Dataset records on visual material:
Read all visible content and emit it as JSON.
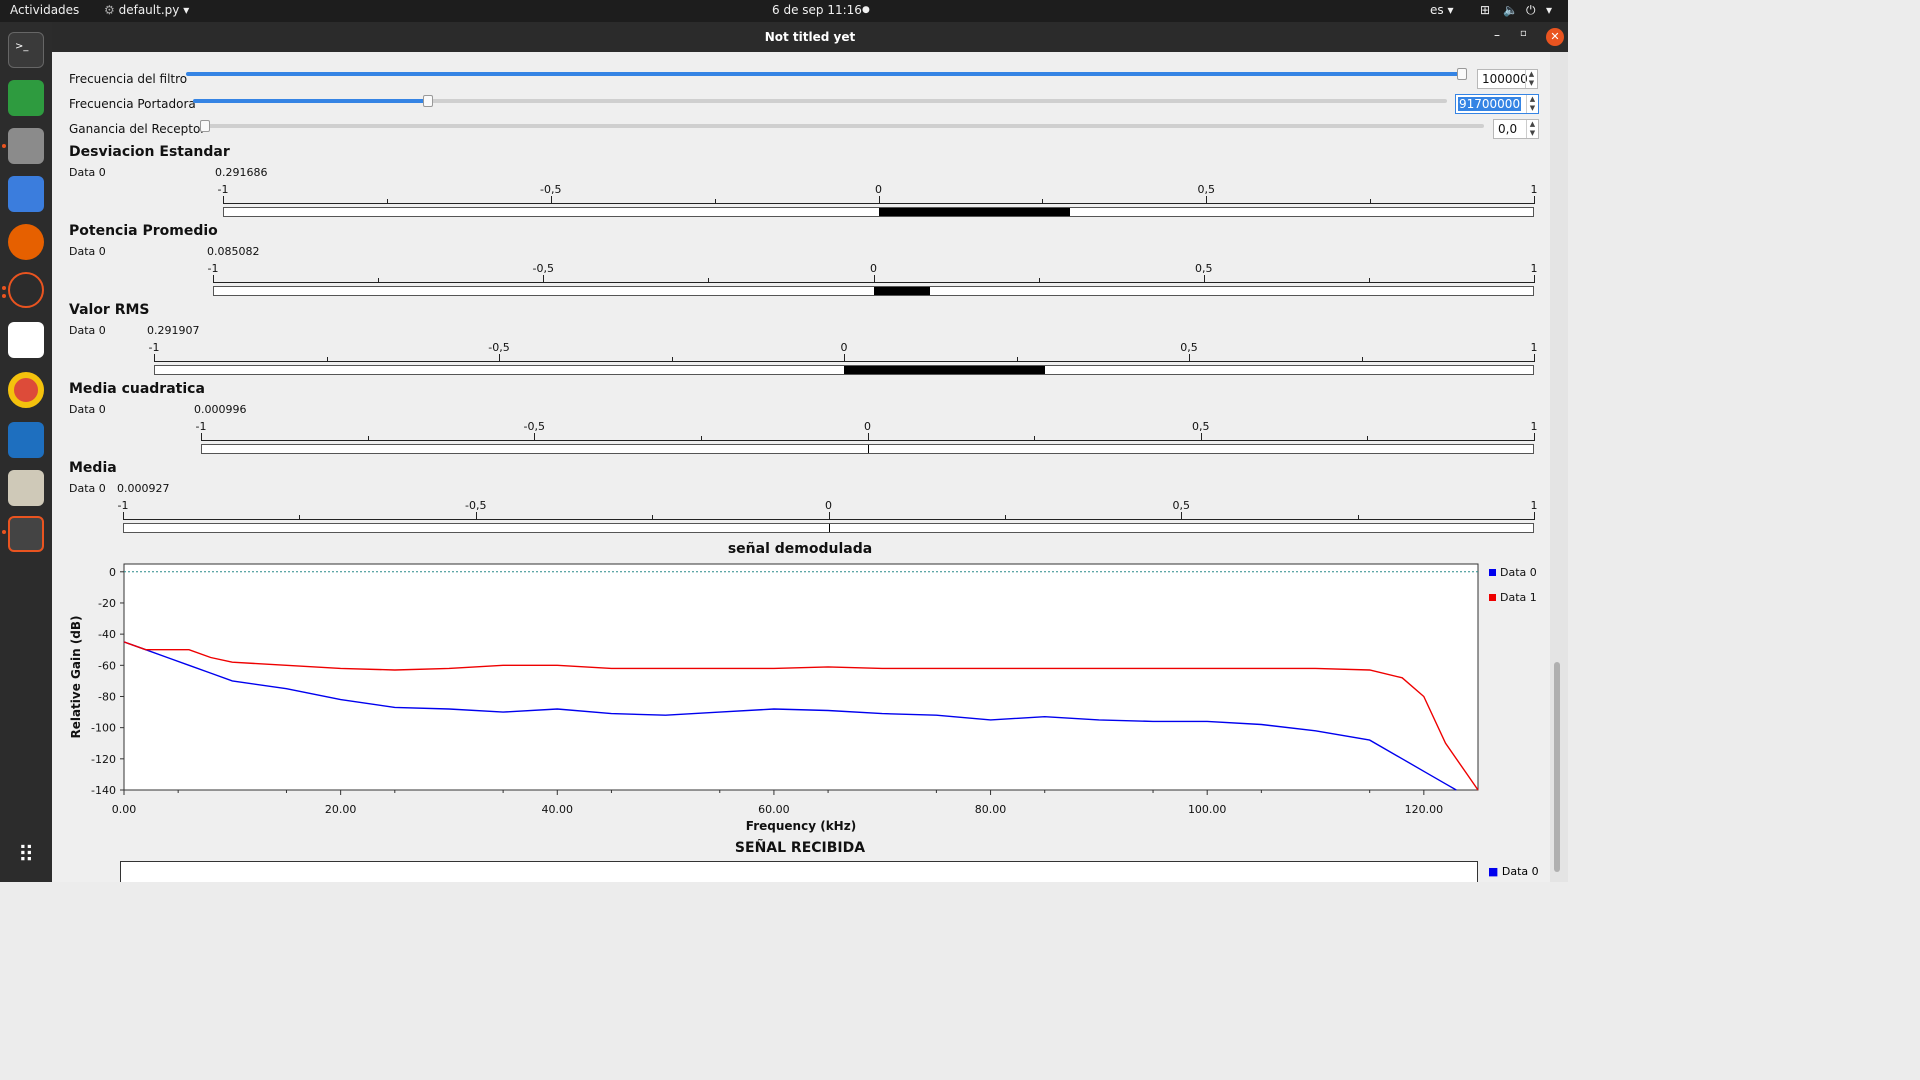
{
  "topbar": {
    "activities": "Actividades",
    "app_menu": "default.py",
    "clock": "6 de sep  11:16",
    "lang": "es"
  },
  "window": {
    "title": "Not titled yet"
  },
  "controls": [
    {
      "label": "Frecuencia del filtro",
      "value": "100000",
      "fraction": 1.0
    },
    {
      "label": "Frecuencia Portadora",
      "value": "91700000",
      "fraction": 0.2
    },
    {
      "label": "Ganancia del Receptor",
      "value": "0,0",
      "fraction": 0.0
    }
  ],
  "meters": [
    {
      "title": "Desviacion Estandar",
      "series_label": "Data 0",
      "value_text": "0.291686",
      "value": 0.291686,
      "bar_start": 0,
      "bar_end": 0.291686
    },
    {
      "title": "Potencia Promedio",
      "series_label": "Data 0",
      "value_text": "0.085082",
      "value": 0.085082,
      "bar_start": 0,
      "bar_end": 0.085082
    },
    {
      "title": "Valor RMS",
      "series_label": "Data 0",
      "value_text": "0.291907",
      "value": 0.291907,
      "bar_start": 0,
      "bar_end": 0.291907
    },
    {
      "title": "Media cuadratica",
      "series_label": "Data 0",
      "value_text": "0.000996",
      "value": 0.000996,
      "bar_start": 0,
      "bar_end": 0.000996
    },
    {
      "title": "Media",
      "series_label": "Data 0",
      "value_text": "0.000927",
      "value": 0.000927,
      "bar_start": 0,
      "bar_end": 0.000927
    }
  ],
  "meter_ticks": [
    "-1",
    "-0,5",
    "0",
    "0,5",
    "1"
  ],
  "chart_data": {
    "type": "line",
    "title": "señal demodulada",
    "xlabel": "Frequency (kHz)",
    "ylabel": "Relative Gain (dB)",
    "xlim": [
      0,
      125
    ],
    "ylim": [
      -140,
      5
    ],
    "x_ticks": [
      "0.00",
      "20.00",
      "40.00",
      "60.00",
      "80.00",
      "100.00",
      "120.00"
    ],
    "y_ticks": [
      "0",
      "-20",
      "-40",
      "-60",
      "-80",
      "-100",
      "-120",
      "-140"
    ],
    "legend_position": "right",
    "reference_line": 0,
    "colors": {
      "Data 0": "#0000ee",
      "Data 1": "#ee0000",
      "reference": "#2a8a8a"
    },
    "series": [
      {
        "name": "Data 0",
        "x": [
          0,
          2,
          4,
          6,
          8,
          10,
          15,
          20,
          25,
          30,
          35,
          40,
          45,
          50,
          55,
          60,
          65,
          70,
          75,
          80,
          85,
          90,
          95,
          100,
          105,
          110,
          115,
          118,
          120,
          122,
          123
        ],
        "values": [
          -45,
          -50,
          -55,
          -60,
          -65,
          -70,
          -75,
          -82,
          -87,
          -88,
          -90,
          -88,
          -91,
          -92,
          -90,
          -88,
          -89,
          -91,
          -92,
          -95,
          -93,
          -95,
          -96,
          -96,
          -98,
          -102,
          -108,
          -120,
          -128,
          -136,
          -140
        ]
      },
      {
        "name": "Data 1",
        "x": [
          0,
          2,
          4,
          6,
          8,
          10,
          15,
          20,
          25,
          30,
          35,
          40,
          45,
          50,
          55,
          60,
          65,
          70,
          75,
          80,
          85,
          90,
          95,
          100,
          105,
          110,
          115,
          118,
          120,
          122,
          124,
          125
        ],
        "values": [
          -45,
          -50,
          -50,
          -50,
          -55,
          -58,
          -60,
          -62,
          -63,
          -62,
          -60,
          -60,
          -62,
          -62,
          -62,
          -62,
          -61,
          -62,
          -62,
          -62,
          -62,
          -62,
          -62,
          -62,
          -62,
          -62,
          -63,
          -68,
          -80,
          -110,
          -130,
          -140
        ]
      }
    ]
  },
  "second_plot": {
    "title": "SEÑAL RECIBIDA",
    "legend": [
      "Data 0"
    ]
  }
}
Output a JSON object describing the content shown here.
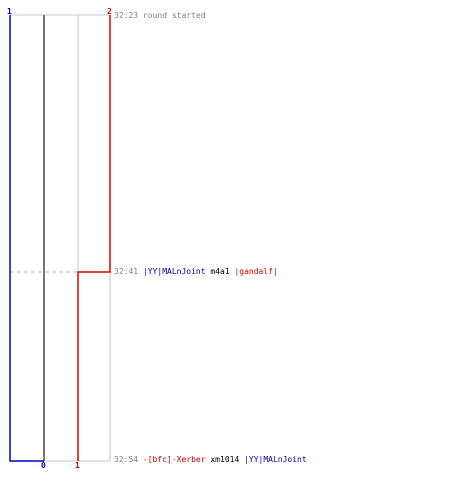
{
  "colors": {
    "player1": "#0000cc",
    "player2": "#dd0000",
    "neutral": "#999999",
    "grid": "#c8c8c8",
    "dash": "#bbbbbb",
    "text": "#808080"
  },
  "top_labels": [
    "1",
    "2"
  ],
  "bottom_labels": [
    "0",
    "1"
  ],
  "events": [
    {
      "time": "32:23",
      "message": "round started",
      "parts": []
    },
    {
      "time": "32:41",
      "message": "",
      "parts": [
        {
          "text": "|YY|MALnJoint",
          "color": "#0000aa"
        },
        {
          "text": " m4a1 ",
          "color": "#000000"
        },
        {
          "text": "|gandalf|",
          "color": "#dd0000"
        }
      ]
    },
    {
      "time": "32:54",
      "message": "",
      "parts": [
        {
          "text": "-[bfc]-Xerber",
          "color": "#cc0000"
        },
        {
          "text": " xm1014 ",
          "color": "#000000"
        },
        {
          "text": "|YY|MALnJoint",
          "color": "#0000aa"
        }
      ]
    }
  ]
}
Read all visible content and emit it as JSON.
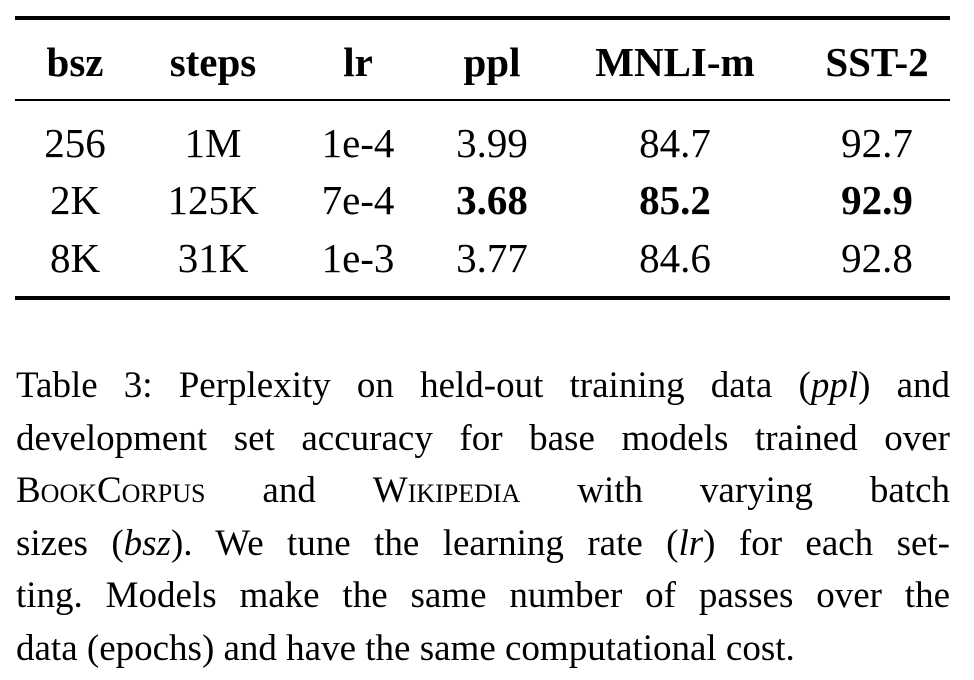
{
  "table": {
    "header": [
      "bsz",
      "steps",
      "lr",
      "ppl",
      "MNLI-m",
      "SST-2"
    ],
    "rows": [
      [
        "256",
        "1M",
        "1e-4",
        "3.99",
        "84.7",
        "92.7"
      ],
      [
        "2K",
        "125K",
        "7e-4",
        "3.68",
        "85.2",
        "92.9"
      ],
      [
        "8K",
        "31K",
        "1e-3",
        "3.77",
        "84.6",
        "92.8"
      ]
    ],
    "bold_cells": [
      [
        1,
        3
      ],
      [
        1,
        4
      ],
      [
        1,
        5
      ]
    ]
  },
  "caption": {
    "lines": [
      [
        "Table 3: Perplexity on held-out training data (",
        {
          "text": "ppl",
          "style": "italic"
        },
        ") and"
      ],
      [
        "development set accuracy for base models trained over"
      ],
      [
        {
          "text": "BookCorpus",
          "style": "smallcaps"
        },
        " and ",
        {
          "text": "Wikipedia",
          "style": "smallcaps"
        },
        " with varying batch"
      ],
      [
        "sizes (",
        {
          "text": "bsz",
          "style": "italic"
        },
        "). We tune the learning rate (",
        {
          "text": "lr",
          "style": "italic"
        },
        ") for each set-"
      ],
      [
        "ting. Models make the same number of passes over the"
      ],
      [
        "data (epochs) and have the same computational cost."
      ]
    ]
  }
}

Direction:
Above are the records; reproduce them exactly and leave out the pictures.

Complete output:
Read all visible content and emit it as JSON.
{
  "topbar": {
    "activities": "Actividades",
    "app_menu": "default.py",
    "clock": "6 de sep  11:16",
    "lang": "es"
  },
  "window": {
    "title": "Not titled yet"
  },
  "controls": [
    {
      "label": "Frecuencia del filtro",
      "value": "100000",
      "fraction": 1.0
    },
    {
      "label": "Frecuencia Portadora",
      "value": "91700000",
      "fraction": 0.2
    },
    {
      "label": "Ganancia del Receptor",
      "value": "0,0",
      "fraction": 0.0
    }
  ],
  "meters": [
    {
      "title": "Desviacion Estandar",
      "series_label": "Data 0",
      "value_text": "0.291686",
      "value": 0.291686,
      "bar_start": 0,
      "bar_end": 0.291686
    },
    {
      "title": "Potencia Promedio",
      "series_label": "Data 0",
      "value_text": "0.085082",
      "value": 0.085082,
      "bar_start": 0,
      "bar_end": 0.085082
    },
    {
      "title": "Valor RMS",
      "series_label": "Data 0",
      "value_text": "0.291907",
      "value": 0.291907,
      "bar_start": 0,
      "bar_end": 0.291907
    },
    {
      "title": "Media cuadratica",
      "series_label": "Data 0",
      "value_text": "0.000996",
      "value": 0.000996,
      "bar_start": 0,
      "bar_end": 0.000996
    },
    {
      "title": "Media",
      "series_label": "Data 0",
      "value_text": "0.000927",
      "value": 0.000927,
      "bar_start": 0,
      "bar_end": 0.000927
    }
  ],
  "meter_ticks": [
    "-1",
    "-0,5",
    "0",
    "0,5",
    "1"
  ],
  "chart_data": {
    "type": "line",
    "title": "señal demodulada",
    "xlabel": "Frequency (kHz)",
    "ylabel": "Relative Gain (dB)",
    "xlim": [
      0,
      125
    ],
    "ylim": [
      -140,
      5
    ],
    "x_ticks": [
      "0.00",
      "20.00",
      "40.00",
      "60.00",
      "80.00",
      "100.00",
      "120.00"
    ],
    "y_ticks": [
      "0",
      "-20",
      "-40",
      "-60",
      "-80",
      "-100",
      "-120",
      "-140"
    ],
    "legend_position": "right",
    "reference_line": 0,
    "colors": {
      "Data 0": "#0000ee",
      "Data 1": "#ee0000",
      "reference": "#2a8a8a"
    },
    "series": [
      {
        "name": "Data 0",
        "x": [
          0,
          2,
          4,
          6,
          8,
          10,
          15,
          20,
          25,
          30,
          35,
          40,
          45,
          50,
          55,
          60,
          65,
          70,
          75,
          80,
          85,
          90,
          95,
          100,
          105,
          110,
          115,
          118,
          120,
          122,
          123
        ],
        "values": [
          -45,
          -50,
          -55,
          -60,
          -65,
          -70,
          -75,
          -82,
          -87,
          -88,
          -90,
          -88,
          -91,
          -92,
          -90,
          -88,
          -89,
          -91,
          -92,
          -95,
          -93,
          -95,
          -96,
          -96,
          -98,
          -102,
          -108,
          -120,
          -128,
          -136,
          -140
        ]
      },
      {
        "name": "Data 1",
        "x": [
          0,
          2,
          4,
          6,
          8,
          10,
          15,
          20,
          25,
          30,
          35,
          40,
          45,
          50,
          55,
          60,
          65,
          70,
          75,
          80,
          85,
          90,
          95,
          100,
          105,
          110,
          115,
          118,
          120,
          122,
          124,
          125
        ],
        "values": [
          -45,
          -50,
          -50,
          -50,
          -55,
          -58,
          -60,
          -62,
          -63,
          -62,
          -60,
          -60,
          -62,
          -62,
          -62,
          -62,
          -61,
          -62,
          -62,
          -62,
          -62,
          -62,
          -62,
          -62,
          -62,
          -62,
          -63,
          -68,
          -80,
          -110,
          -130,
          -140
        ]
      }
    ]
  },
  "second_plot": {
    "title": "SEÑAL RECIBIDA",
    "legend": [
      "Data 0"
    ]
  }
}
Output a JSON object describing the content shown here.
{
  "colors": {
    "player1": "#0000cc",
    "player2": "#dd0000",
    "neutral": "#999999",
    "grid": "#c8c8c8",
    "dash": "#bbbbbb",
    "text": "#808080"
  },
  "top_labels": [
    "1",
    "2"
  ],
  "bottom_labels": [
    "0",
    "1"
  ],
  "events": [
    {
      "time": "32:23",
      "message": "round started",
      "parts": []
    },
    {
      "time": "32:41",
      "message": "",
      "parts": [
        {
          "text": "|YY|MALnJoint",
          "color": "#0000aa"
        },
        {
          "text": " m4a1 ",
          "color": "#000000"
        },
        {
          "text": "|gandalf|",
          "color": "#dd0000"
        }
      ]
    },
    {
      "time": "32:54",
      "message": "",
      "parts": [
        {
          "text": "-[bfc]-Xerber",
          "color": "#cc0000"
        },
        {
          "text": " xm1014 ",
          "color": "#000000"
        },
        {
          "text": "|YY|MALnJoint",
          "color": "#0000aa"
        }
      ]
    }
  ]
}
Read all visible content and emit it as JSON.
{
  "table": {
    "header": [
      "bsz",
      "steps",
      "lr",
      "ppl",
      "MNLI-m",
      "SST-2"
    ],
    "rows": [
      [
        "256",
        "1M",
        "1e-4",
        "3.99",
        "84.7",
        "92.7"
      ],
      [
        "2K",
        "125K",
        "7e-4",
        "3.68",
        "85.2",
        "92.9"
      ],
      [
        "8K",
        "31K",
        "1e-3",
        "3.77",
        "84.6",
        "92.8"
      ]
    ],
    "bold_cells": [
      [
        1,
        3
      ],
      [
        1,
        4
      ],
      [
        1,
        5
      ]
    ]
  },
  "caption": {
    "lines": [
      [
        "Table 3: Perplexity on held-out training data (",
        {
          "text": "ppl",
          "style": "italic"
        },
        ") and"
      ],
      [
        "development set accuracy for base models trained over"
      ],
      [
        {
          "text": "BookCorpus",
          "style": "smallcaps"
        },
        " and ",
        {
          "text": "Wikipedia",
          "style": "smallcaps"
        },
        " with varying batch"
      ],
      [
        "sizes (",
        {
          "text": "bsz",
          "style": "italic"
        },
        "). We tune the learning rate (",
        {
          "text": "lr",
          "style": "italic"
        },
        ") for each set-"
      ],
      [
        "ting. Models make the same number of passes over the"
      ],
      [
        "data (epochs) and have the same computational cost."
      ]
    ]
  }
}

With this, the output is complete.